From the records below, give the number of lines that contain the string "Screencast", without any other text.

Start of Input

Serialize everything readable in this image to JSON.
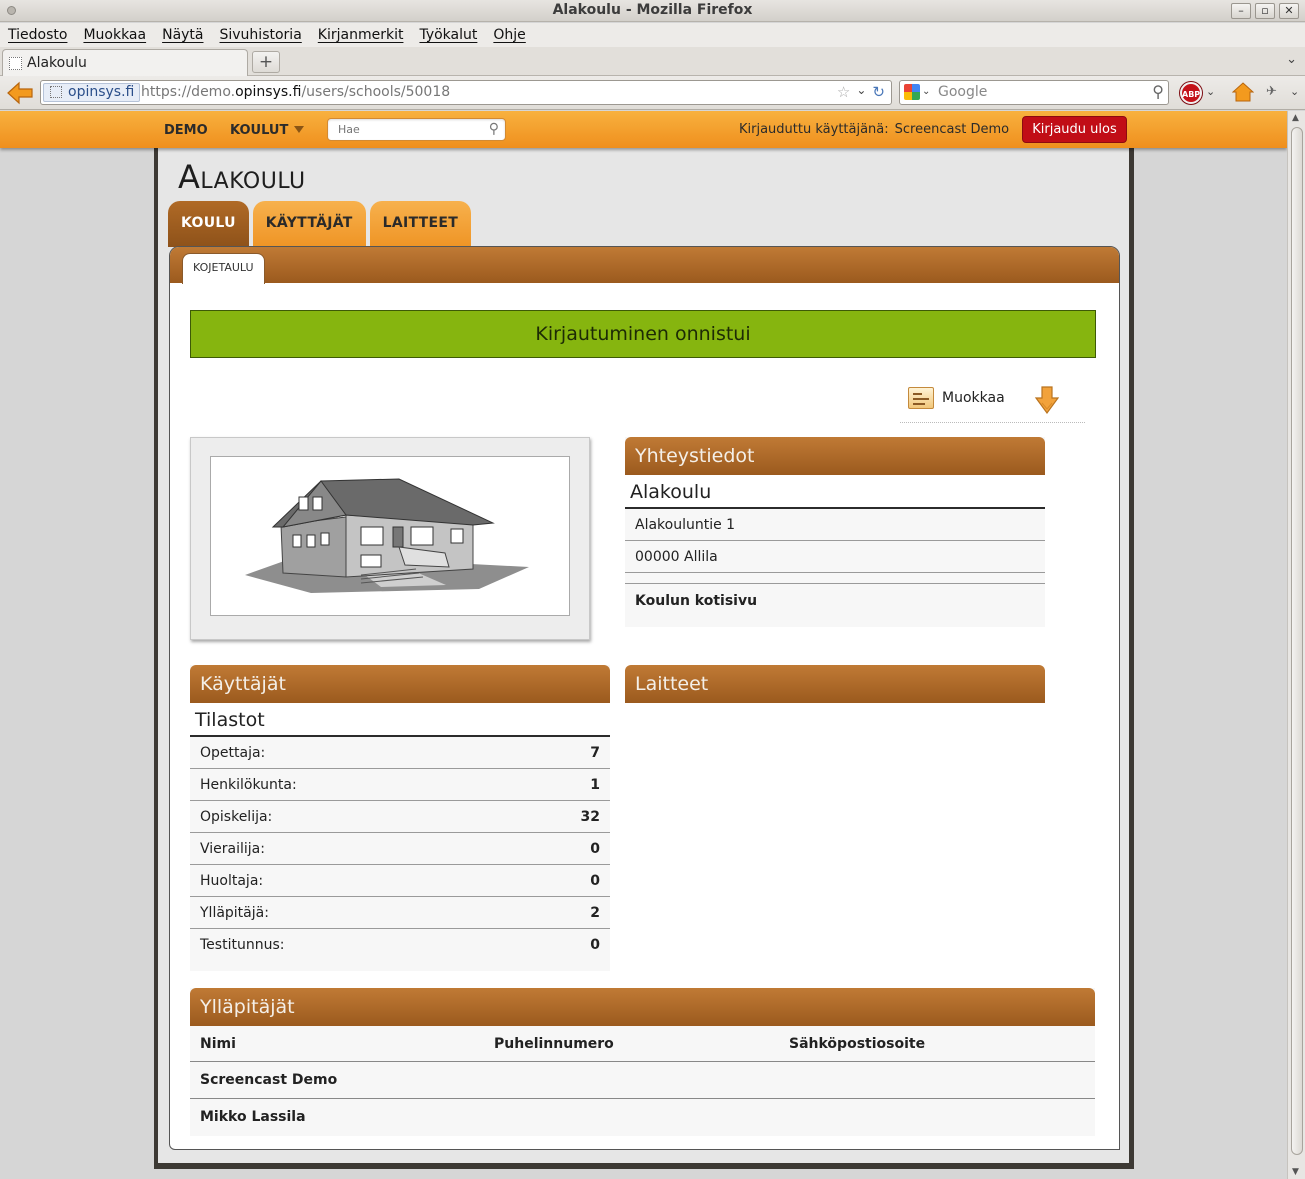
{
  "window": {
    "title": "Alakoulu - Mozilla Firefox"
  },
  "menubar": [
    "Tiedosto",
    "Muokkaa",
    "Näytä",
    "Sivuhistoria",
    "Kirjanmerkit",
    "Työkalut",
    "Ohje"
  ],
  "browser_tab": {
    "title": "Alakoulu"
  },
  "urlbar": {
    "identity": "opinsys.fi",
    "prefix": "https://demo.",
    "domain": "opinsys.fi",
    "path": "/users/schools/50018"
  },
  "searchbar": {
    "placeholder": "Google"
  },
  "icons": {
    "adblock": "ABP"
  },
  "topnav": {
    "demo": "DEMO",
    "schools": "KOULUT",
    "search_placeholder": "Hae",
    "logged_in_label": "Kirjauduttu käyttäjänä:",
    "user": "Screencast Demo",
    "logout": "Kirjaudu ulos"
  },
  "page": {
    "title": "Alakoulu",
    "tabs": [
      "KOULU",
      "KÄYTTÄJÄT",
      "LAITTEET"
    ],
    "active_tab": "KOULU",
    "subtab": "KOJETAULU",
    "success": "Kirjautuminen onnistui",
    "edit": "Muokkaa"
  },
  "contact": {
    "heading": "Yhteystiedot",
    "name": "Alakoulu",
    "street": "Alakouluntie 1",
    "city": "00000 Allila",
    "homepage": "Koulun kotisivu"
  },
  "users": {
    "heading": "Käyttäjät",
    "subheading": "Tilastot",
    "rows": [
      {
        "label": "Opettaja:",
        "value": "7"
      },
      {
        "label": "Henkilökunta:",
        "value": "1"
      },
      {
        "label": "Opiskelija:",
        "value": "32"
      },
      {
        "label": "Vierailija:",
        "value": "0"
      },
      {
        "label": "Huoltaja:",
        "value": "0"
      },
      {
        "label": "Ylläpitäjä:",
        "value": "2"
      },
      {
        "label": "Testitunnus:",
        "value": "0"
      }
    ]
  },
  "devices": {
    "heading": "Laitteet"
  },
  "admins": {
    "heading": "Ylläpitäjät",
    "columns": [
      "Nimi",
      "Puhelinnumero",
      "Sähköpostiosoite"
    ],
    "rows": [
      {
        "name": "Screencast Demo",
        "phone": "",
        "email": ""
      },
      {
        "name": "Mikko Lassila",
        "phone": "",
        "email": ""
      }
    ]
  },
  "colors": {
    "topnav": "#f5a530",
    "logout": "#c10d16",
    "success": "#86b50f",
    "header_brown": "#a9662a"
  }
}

End of Input

» Written solution: 2